WRITTEN PROBLEM
Repeat all entries exactly.

====== DATASET CONTENT

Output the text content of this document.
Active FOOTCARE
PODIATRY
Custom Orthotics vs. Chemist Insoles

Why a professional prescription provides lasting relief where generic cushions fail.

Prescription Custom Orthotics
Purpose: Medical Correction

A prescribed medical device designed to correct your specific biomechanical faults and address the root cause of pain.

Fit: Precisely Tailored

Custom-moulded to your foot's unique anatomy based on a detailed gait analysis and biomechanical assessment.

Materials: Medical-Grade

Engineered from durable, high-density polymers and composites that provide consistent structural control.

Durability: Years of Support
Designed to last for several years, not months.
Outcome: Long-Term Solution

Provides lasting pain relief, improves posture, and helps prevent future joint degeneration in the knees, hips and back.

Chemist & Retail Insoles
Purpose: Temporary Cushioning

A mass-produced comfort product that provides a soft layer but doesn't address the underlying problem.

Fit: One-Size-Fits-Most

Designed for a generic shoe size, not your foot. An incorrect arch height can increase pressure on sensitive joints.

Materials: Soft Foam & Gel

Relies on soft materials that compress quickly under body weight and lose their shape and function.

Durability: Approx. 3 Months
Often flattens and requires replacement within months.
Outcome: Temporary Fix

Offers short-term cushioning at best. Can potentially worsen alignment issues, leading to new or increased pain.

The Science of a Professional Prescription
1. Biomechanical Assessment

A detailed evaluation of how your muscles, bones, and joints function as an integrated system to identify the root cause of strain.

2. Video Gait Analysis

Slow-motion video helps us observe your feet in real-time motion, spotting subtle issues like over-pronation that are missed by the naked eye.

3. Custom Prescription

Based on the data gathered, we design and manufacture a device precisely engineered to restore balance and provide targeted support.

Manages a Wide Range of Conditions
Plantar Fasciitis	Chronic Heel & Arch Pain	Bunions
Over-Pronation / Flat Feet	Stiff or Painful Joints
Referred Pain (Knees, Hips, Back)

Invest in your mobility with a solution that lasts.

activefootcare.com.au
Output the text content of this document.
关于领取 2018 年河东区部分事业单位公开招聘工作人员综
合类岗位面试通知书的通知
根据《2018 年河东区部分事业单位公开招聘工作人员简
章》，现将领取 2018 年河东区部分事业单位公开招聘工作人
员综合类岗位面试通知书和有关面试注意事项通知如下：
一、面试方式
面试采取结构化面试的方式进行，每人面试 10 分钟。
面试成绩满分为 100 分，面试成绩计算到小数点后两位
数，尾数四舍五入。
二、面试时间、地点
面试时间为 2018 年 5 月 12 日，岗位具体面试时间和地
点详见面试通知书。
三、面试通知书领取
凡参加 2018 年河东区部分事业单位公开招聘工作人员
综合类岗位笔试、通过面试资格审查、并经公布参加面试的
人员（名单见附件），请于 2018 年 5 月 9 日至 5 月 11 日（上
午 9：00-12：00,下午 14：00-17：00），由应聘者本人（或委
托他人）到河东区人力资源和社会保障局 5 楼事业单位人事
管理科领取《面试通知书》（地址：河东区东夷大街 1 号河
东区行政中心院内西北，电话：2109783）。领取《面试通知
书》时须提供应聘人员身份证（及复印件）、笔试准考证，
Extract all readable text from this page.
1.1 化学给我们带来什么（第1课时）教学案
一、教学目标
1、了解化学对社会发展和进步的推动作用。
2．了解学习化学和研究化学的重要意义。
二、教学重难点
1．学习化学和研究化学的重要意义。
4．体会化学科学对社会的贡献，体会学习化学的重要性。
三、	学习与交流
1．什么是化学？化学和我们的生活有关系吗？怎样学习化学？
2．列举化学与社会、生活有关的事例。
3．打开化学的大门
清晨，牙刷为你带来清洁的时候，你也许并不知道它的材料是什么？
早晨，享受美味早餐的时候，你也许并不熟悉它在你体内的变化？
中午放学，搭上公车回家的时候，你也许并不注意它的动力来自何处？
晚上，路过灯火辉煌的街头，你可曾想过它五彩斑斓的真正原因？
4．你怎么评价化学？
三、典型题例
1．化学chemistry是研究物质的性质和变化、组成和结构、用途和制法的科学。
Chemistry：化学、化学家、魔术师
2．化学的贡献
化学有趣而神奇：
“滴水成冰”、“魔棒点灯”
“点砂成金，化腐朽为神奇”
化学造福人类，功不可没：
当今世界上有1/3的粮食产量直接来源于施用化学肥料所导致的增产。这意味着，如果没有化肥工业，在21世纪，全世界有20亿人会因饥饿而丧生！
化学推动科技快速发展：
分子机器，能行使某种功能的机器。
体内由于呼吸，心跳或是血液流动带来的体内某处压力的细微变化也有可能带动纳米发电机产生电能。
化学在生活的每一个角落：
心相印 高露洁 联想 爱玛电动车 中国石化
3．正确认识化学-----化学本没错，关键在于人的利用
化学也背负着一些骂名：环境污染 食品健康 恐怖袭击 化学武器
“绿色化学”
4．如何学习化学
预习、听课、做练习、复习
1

============

TASK OUTPUT
Output the text content of this document.
Active FOOTCARE
PODIATRY
Custom Orthotics vs. Chemist Insoles

Why a professional prescription provides lasting relief where generic cushions fail.

Prescription Custom Orthotics
Purpose: Medical Correction

A prescribed medical device designed to correct your specific biomechanical faults and address the root cause of pain.

Fit: Precisely Tailored

Custom-moulded to your foot's unique anatomy based on a detailed gait analysis and biomechanical assessment.

Materials: Medical-Grade

Engineered from durable, high-density polymers and composites that provide consistent structural control.

Durability: Years of Support
Designed to last for several years, not months.
Outcome: Long-Term Solution

Provides lasting pain relief, improves posture, and helps prevent future joint degeneration in the knees, hips and back.

Chemist & Retail Insoles
Purpose: Temporary Cushioning

A mass-produced comfort product that provides a soft layer but doesn't address the underlying problem.

Fit: One-Size-Fits-Most

Designed for a generic shoe size, not your foot. An incorrect arch height can increase pressure on sensitive joints.

Materials: Soft Foam & Gel

Relies on soft materials that compress quickly under body weight and lose their shape and function.

Durability: Approx. 3 Months
Often flattens and requires replacement within months.
Outcome: Temporary Fix

Offers short-term cushioning at best. Can potentially worsen alignment issues, leading to new or increased pain.

The Science of a Professional Prescription
1. Biomechanical Assessment

A detailed evaluation of how your muscles, bones, and joints function as an integrated system to identify the root cause of strain.

2. Video Gait Analysis

Slow-motion video helps us observe your feet in real-time motion, spotting subtle issues like over-pronation that are missed by the naked eye.

3. Custom Prescription

Based on the data gathered, we design and manufacture a device precisely engineered to restore balance and provide targeted support.

Manages a Wide Range of Conditions
Plantar Fasciitis	Chronic Heel & Arch Pain	Bunions
Over-Pronation / Flat Feet	Stiff or Painful Joints
Referred Pain (Knees, Hips, Back)

Invest in your mobility with a solution that lasts.

activefootcare.com.au
Output the text content of this document.
关于领取 2018 年河东区部分事业单位公开招聘工作人员综
合类岗位面试通知书的通知
根据《2018 年河东区部分事业单位公开招聘工作人员简
章》，现将领取 2018 年河东区部分事业单位公开招聘工作人
员综合类岗位面试通知书和有关面试注意事项通知如下：
一、面试方式
面试采取结构化面试的方式进行，每人面试 10 分钟。
面试成绩满分为 100 分，面试成绩计算到小数点后两位
数，尾数四舍五入。
二、面试时间、地点
面试时间为 2018 年 5 月 12 日，岗位具体面试时间和地
点详见面试通知书。
三、面试通知书领取
凡参加 2018 年河东区部分事业单位公开招聘工作人员
综合类岗位笔试、通过面试资格审查、并经公布参加面试的
人员（名单见附件），请于 2018 年 5 月 9 日至 5 月 11 日（上
午 9：00-12：00,下午 14：00-17：00），由应聘者本人（或委
托他人）到河东区人力资源和社会保障局 5 楼事业单位人事
管理科领取《面试通知书》（地址：河东区东夷大街 1 号河
东区行政中心院内西北，电话：2109783）。领取《面试通知
书》时须提供应聘人员身份证（及复印件）、笔试准考证，
Extract all readable text from this page.
1.1 化学给我们带来什么（第1课时）教学案
一、教学目标
1、了解化学对社会发展和进步的推动作用。
2．了解学习化学和研究化学的重要意义。
二、教学重难点
1．学习化学和研究化学的重要意义。
4．体会化学科学对社会的贡献，体会学习化学的重要性。
三、	学习与交流
1．什么是化学？化学和我们的生活有关系吗？怎样学习化学？
2．列举化学与社会、生活有关的事例。
3．打开化学的大门
清晨，牙刷为你带来清洁的时候，你也许并不知道它的材料是什么？
早晨，享受美味早餐的时候，你也许并不熟悉它在你体内的变化？
中午放学，搭上公车回家的时候，你也许并不注意它的动力来自何处？
晚上，路过灯火辉煌的街头，你可曾想过它五彩斑斓的真正原因？
4．你怎么评价化学？
三、典型题例
1．化学chemistry是研究物质的性质和变化、组成和结构、用途和制法的科学。
Chemistry：化学、化学家、魔术师
2．化学的贡献
化学有趣而神奇：
“滴水成冰”、“魔棒点灯”
“点砂成金，化腐朽为神奇”
化学造福人类，功不可没：
当今世界上有1/3的粮食产量直接来源于施用化学肥料所导致的增产。这意味着，如果没有化肥工业，在21世纪，全世界有20亿人会因饥饿而丧生！
化学推动科技快速发展：
分子机器，能行使某种功能的机器。
体内由于呼吸，心跳或是血液流动带来的体内某处压力的细微变化也有可能带动纳米发电机产生电能。
化学在生活的每一个角落：
心相印 高露洁 联想 爱玛电动车 中国石化
3．正确认识化学-----化学本没错，关键在于人的利用
化学也背负着一些骂名：环境污染 食品健康 恐怖袭击 化学武器
“绿色化学”
4．如何学习化学
预习、听课、做练习、复习
1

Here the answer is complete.